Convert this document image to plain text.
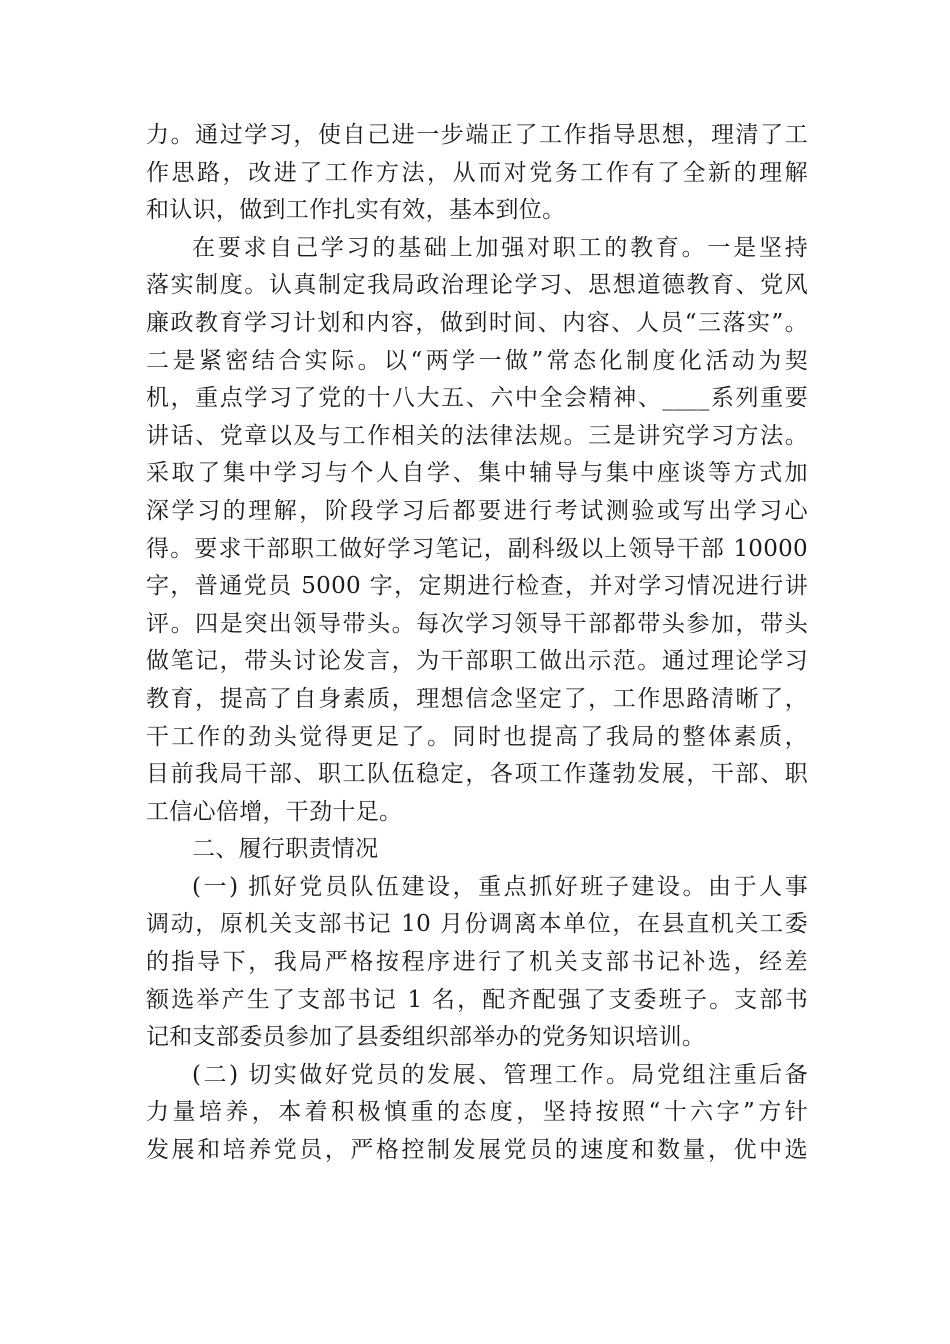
力。通过学习，使自己进一步端正了工作指导思想，理清了工
作思路，改进了工作方法，从而对党务工作有了全新的理解
和认识，做到工作扎实有效，基本到位。
在要求自己学习的基础上加强对职工的教育。一是坚持
落实制度。认真制定我局政治理论学习、思想道德教育、党风
廉政教育学习计划和内容，做到时间、内容、人员“三落实”。
二是紧密结合实际。以“两学一做”常态化制度化活动为契
机，重点学习了党的十八大五、六中全会精神、____系列重要
讲话、党章以及与工作相关的法律法规。三是讲究学习方法。
采取了集中学习与个人自学、集中辅导与集中座谈等方式加
深学习的理解，阶段学习后都要进行考试测验或写出学习心
得。要求干部职工做好学习笔记，副科级以上领导干部 10000
字，普通党员 5000 字，定期进行检查，并对学习情况进行讲
评。四是突出领导带头。每次学习领导干部都带头参加，带头
做笔记，带头讨论发言，为干部职工做出示范。通过理论学习
教育，提高了自身素质，理想信念坚定了，工作思路清晰了，
干工作的劲头觉得更足了。同时也提高了我局的整体素质，
目前我局干部、职工队伍稳定，各项工作蓬勃发展，干部、职
工信心倍增，干劲十足。
二、履行职责情况
(一) 抓好党员队伍建设，重点抓好班子建设。由于人事
调动，原机关支部书记 10 月份调离本单位，在县直机关工委
的指导下，我局严格按程序进行了机关支部书记补选，经差
额选举产生了支部书记 1 名，配齐配强了支委班子。支部书
记和支部委员参加了县委组织部举办的党务知识培训。
(二) 切实做好党员的发展、管理工作。局党组注重后备
力量培养，本着积极慎重的态度，坚持按照“十六字”方针
发展和培养党员，严格控制发展党员的速度和数量，优中选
···
The records above should be reproduced exactly, with no pictures included.

**ANSWER TO THIS PROBLEM**
Convert this document image to plain text.
力。通过学习，使自己进一步端正了工作指导思想，理清了工
作思路，改进了工作方法，从而对党务工作有了全新的理解
和认识，做到工作扎实有效，基本到位。
在要求自己学习的基础上加强对职工的教育。一是坚持
落实制度。认真制定我局政治理论学习、思想道德教育、党风
廉政教育学习计划和内容，做到时间、内容、人员“三落实”。
二是紧密结合实际。以“两学一做”常态化制度化活动为契
机，重点学习了党的十八大五、六中全会精神、____系列重要
讲话、党章以及与工作相关的法律法规。三是讲究学习方法。
采取了集中学习与个人自学、集中辅导与集中座谈等方式加
深学习的理解，阶段学习后都要进行考试测验或写出学习心
得。要求干部职工做好学习笔记，副科级以上领导干部 10000
字，普通党员 5000 字，定期进行检查，并对学习情况进行讲
评。四是突出领导带头。每次学习领导干部都带头参加，带头
做笔记，带头讨论发言，为干部职工做出示范。通过理论学习
教育，提高了自身素质，理想信念坚定了，工作思路清晰了，
干工作的劲头觉得更足了。同时也提高了我局的整体素质，
目前我局干部、职工队伍稳定，各项工作蓬勃发展，干部、职
工信心倍增，干劲十足。
二、履行职责情况
(一) 抓好党员队伍建设，重点抓好班子建设。由于人事
调动，原机关支部书记 10 月份调离本单位，在县直机关工委
的指导下，我局严格按程序进行了机关支部书记补选，经差
额选举产生了支部书记 1 名，配齐配强了支委班子。支部书
记和支部委员参加了县委组织部举办的党务知识培训。
(二) 切实做好党员的发展、管理工作。局党组注重后备
力量培养，本着积极慎重的态度，坚持按照“十六字”方针
发展和培养党员，严格控制发展党员的速度和数量，优中选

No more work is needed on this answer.